#### WHAT TO PRODUCE:
In the Voices de la Luna excerpt, who is the featured poet for the issue?

#### TEXT EXCERPT:
--------------------------------------------------

Scheherazade’s ability to create art literally saves her life and transforms a tyrant. For the rest of us the stakes may not be so high, but they are real nonetheless. Luckily, signs of our prospective salvation are everywhere, ubiquitous as the Indian paintbrush and pink evening primrose that brighten roadsides these days, and in this issue of Voices de la Luna we call attention to many of them. San Antonio’s exuberant observance of National Poetry Month, for example, included over seventy readings, book-signings, panel discussions, slams, and exhibits. Another springtime highlight was the annual San Antonio Book Festival on April 2, a celebration which brought eighty featured writers to the Alamo City and attracted hundreds of visitors. A good thing got even better on April 10, when Voices hosted a gala benefiting Gemini Ink and honoring Wings Press director Bryce Milligan in an outpouring of art and energy that those who attended will long remember. In the midst of May’s abundance and bonhomie, though, we are aware of their opposites, of want and strife, and we acknowledge these as well. The featured poet for this issue, Sarah Cortez, examines close-up the gritty and often dangerous life of a Houston street cop. Additional poems and articles explore a related topic, the impact of poverty and its depiction in literature, while the continuing “Stone in the Stream/Roca en el Río” series offers glimpses of Mother Nature at her best—and worst. The contents of this issue run the gamut of human experience, conveying whimsy and rapture, opulence and destitution, and we at Voices hope that you read these pages with the same sense of renewal that we felt in putting them together. After all, as with Scheherazade, our lives just might depend on it!

--------------------------------------------------

#### DATA PROVIDED:
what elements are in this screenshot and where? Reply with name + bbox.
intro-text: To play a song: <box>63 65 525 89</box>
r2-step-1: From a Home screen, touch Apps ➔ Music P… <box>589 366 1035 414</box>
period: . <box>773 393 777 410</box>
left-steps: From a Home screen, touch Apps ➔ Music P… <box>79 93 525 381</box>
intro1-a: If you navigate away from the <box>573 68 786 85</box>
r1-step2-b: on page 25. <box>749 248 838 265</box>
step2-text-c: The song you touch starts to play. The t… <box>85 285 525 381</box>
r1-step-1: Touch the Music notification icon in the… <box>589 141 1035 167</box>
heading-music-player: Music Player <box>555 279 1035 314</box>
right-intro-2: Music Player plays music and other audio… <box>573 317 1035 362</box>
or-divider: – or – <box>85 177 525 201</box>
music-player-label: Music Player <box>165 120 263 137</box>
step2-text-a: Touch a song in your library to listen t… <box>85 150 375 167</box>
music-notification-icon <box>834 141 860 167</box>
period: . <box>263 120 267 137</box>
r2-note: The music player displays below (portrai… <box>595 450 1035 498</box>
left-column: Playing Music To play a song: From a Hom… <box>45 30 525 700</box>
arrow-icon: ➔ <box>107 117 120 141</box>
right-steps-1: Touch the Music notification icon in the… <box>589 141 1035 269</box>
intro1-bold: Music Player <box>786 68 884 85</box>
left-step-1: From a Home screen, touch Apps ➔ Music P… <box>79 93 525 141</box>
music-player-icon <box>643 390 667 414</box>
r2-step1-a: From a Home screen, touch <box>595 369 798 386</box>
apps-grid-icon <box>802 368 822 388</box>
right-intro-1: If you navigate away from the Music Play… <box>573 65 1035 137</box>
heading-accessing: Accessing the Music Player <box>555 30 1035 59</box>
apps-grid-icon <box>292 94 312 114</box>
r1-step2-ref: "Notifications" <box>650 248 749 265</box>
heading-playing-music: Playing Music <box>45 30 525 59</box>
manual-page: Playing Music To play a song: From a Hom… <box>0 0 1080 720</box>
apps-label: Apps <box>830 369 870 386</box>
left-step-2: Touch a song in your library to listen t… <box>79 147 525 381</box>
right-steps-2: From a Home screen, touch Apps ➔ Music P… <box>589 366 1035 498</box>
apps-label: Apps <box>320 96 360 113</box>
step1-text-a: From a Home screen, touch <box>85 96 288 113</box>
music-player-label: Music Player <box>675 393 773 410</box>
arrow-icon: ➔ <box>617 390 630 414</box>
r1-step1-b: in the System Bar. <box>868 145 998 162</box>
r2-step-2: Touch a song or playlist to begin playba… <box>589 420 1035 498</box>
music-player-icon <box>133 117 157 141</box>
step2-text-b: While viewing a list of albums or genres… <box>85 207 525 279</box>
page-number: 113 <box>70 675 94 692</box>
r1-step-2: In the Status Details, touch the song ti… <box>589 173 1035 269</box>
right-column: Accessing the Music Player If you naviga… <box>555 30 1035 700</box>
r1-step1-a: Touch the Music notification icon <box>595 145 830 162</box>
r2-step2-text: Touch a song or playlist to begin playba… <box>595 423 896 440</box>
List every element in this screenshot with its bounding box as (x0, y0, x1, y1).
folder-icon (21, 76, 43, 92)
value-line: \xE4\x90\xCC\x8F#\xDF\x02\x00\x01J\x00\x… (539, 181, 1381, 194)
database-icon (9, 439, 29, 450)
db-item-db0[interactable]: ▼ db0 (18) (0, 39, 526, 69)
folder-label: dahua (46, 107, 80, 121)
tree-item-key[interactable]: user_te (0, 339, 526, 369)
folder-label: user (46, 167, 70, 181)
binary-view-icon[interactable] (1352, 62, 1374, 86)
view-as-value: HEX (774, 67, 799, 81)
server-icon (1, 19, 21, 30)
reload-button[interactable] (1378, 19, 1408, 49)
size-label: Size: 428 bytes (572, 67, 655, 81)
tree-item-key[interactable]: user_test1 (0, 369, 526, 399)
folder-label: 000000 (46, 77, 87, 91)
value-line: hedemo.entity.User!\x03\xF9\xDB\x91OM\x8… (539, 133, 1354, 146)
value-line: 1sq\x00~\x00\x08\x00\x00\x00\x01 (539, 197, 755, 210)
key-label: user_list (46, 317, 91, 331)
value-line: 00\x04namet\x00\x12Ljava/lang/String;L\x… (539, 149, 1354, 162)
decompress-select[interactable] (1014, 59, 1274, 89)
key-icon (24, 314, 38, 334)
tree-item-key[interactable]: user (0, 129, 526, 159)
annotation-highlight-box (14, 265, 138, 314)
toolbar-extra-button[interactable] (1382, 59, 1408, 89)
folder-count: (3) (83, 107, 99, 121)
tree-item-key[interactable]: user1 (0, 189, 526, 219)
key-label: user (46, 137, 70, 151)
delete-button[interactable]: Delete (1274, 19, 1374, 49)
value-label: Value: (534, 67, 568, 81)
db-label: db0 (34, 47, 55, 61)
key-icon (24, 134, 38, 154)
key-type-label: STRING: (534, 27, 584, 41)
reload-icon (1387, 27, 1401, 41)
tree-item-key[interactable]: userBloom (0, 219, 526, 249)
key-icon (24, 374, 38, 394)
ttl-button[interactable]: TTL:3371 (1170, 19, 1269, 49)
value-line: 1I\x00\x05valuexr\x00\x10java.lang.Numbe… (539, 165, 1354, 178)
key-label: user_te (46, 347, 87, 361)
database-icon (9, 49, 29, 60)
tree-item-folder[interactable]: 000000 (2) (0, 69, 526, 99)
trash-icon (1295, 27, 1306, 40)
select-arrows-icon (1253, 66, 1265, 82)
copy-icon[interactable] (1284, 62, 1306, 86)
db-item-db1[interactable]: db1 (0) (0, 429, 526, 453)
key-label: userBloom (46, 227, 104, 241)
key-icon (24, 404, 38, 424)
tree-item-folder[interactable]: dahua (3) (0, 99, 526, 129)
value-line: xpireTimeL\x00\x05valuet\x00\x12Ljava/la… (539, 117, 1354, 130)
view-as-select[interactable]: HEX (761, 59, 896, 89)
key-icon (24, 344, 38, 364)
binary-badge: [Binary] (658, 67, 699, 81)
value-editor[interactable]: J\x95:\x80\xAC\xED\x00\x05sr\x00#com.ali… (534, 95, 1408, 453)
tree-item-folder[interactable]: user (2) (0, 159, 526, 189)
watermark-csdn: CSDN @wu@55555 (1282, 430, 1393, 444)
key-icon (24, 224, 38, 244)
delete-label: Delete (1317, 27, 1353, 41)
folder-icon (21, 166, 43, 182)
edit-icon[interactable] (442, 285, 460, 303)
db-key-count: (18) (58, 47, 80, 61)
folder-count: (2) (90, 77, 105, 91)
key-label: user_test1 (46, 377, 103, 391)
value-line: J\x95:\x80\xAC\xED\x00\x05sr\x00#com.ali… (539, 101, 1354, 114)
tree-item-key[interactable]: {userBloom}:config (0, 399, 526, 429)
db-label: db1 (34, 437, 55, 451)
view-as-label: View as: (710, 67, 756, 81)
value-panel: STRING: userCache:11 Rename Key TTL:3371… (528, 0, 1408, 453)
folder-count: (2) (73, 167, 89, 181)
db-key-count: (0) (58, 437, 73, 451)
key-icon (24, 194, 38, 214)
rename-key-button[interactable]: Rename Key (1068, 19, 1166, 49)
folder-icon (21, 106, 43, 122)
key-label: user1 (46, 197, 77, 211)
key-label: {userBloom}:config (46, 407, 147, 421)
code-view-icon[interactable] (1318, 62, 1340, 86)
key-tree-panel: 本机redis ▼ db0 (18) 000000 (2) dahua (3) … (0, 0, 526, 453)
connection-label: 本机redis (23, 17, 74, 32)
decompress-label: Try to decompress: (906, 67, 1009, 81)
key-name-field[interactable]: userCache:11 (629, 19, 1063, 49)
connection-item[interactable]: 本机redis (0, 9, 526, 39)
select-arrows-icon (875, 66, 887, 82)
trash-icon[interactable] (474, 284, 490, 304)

--------------------------------------------------

#### TASK ANSWER:
Sarah Cortez